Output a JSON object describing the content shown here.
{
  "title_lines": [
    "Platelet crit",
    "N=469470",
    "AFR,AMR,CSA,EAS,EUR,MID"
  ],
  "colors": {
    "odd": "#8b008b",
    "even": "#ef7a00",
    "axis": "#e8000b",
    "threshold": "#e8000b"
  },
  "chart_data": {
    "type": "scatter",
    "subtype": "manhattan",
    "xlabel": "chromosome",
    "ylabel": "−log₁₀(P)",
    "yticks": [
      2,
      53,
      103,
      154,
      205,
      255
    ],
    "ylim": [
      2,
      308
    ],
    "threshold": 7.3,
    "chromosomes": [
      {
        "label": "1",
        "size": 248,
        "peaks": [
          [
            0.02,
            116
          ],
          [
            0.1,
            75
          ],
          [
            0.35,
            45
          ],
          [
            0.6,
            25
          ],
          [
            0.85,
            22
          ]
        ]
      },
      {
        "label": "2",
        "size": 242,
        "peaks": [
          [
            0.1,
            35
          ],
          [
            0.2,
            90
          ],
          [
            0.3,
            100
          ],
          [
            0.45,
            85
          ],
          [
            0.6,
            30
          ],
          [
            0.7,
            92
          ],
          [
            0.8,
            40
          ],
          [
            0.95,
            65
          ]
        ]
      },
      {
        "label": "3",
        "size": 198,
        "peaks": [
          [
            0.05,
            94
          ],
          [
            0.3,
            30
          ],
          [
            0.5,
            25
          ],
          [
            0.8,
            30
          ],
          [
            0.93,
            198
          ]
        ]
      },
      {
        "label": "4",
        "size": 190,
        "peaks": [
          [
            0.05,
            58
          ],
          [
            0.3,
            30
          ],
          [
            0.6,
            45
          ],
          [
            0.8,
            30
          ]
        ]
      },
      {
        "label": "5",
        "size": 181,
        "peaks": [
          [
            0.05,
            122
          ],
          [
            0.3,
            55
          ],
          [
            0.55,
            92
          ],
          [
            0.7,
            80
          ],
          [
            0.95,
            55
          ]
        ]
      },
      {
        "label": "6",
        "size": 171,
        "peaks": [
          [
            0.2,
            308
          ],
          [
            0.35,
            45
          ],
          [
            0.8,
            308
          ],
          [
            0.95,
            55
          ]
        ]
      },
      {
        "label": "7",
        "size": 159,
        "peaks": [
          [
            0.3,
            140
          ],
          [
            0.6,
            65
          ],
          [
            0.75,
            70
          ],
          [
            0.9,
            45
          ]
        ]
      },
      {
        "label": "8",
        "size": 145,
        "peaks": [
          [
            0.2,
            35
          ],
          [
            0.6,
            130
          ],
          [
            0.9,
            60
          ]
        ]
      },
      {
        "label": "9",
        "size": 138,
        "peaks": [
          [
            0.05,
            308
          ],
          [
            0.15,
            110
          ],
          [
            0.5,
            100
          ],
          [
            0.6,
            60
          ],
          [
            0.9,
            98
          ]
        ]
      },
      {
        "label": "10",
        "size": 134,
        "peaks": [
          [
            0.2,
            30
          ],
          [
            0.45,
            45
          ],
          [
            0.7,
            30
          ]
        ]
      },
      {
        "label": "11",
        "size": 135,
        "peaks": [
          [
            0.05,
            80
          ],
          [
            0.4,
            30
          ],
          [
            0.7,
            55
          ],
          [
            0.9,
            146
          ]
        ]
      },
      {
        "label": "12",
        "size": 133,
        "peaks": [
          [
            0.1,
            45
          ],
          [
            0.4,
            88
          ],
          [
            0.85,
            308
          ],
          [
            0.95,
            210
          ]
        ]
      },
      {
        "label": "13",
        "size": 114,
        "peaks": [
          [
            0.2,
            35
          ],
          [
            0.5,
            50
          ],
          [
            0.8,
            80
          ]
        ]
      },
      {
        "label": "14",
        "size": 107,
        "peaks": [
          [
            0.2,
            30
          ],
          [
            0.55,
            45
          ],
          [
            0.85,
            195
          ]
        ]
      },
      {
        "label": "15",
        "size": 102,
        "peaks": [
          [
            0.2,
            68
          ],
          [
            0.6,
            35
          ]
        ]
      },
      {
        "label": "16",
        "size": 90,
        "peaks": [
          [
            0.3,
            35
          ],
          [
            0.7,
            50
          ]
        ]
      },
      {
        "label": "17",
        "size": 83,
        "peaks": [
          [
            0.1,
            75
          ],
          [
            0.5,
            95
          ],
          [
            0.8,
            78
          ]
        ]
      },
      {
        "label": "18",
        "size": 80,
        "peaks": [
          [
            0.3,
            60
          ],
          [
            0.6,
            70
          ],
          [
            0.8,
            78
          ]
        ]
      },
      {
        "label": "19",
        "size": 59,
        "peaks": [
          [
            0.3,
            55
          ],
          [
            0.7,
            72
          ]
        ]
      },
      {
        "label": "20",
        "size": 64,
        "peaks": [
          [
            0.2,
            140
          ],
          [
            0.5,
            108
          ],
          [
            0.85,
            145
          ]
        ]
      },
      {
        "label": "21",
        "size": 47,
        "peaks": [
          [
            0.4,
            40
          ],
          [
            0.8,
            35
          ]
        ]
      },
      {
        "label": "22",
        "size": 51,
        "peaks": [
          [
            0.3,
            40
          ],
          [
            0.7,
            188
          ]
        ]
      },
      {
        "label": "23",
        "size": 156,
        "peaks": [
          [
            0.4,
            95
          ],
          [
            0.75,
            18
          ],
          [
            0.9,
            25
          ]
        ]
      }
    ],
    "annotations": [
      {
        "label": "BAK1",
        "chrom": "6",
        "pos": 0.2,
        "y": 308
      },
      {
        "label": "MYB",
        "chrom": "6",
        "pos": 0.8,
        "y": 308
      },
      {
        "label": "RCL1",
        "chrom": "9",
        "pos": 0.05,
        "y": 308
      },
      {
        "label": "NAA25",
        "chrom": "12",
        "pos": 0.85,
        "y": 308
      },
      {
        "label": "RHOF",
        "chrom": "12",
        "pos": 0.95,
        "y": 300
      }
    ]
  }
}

------------------------------------

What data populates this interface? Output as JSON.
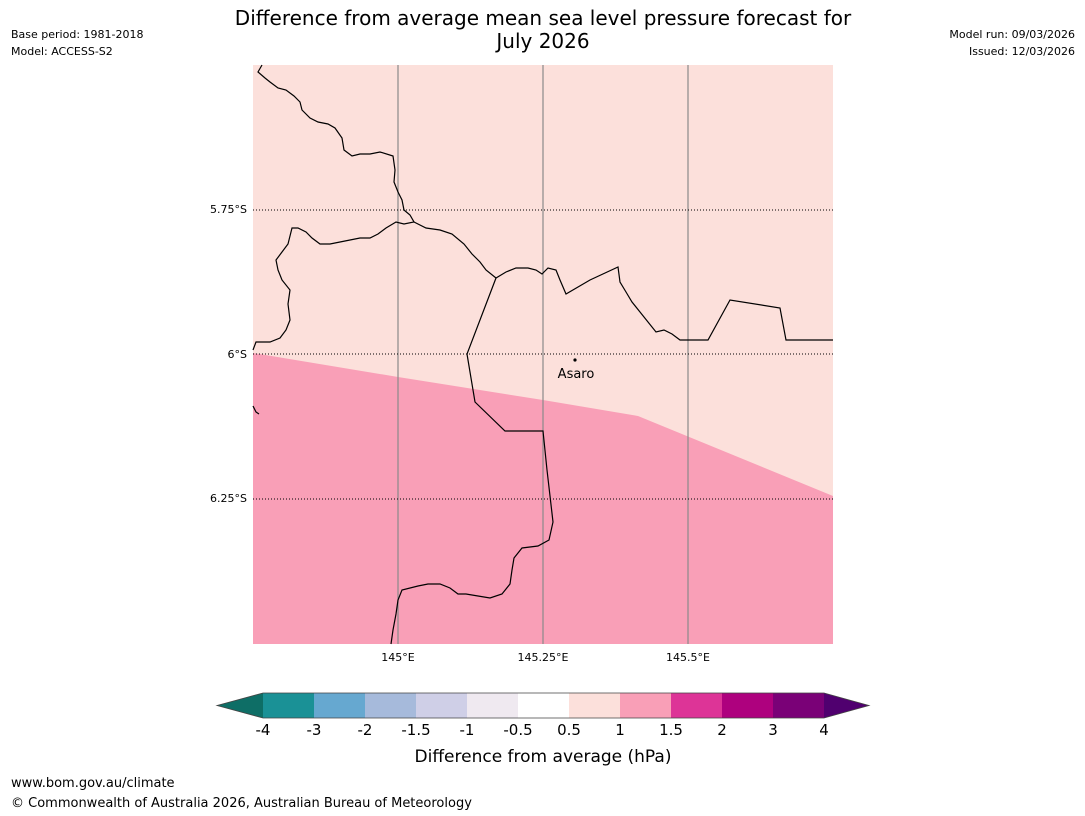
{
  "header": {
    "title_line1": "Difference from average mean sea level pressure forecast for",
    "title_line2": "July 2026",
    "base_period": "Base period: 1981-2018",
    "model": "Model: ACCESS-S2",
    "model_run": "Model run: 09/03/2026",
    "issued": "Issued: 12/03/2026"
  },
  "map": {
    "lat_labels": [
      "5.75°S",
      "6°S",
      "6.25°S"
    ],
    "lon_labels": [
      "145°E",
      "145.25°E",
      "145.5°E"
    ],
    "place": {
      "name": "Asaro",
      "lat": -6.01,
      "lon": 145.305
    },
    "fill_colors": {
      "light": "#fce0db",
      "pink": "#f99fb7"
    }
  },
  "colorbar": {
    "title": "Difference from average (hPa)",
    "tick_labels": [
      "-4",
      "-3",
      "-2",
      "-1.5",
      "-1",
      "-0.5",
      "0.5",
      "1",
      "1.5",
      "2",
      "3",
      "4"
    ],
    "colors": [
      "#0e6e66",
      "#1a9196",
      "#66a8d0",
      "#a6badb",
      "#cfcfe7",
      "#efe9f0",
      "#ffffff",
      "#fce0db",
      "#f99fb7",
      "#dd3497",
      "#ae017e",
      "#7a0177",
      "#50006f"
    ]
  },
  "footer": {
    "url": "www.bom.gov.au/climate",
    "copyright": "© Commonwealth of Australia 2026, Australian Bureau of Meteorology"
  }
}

------------------------------------

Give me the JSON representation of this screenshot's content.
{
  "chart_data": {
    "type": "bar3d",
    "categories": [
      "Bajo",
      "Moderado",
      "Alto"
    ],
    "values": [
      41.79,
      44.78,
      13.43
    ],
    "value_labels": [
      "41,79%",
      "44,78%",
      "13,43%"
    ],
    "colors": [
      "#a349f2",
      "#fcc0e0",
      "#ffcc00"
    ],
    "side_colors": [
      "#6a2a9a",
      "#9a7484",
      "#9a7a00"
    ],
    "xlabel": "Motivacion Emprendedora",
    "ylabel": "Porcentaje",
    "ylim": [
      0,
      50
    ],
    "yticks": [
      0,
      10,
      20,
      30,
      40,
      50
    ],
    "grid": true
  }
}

------------------------------------

▶ [SET PROBLEM]:
Some lines of the data may hold the word "Difference". Say how many do, with nothing else.

▶ [TASK RESULT]:
2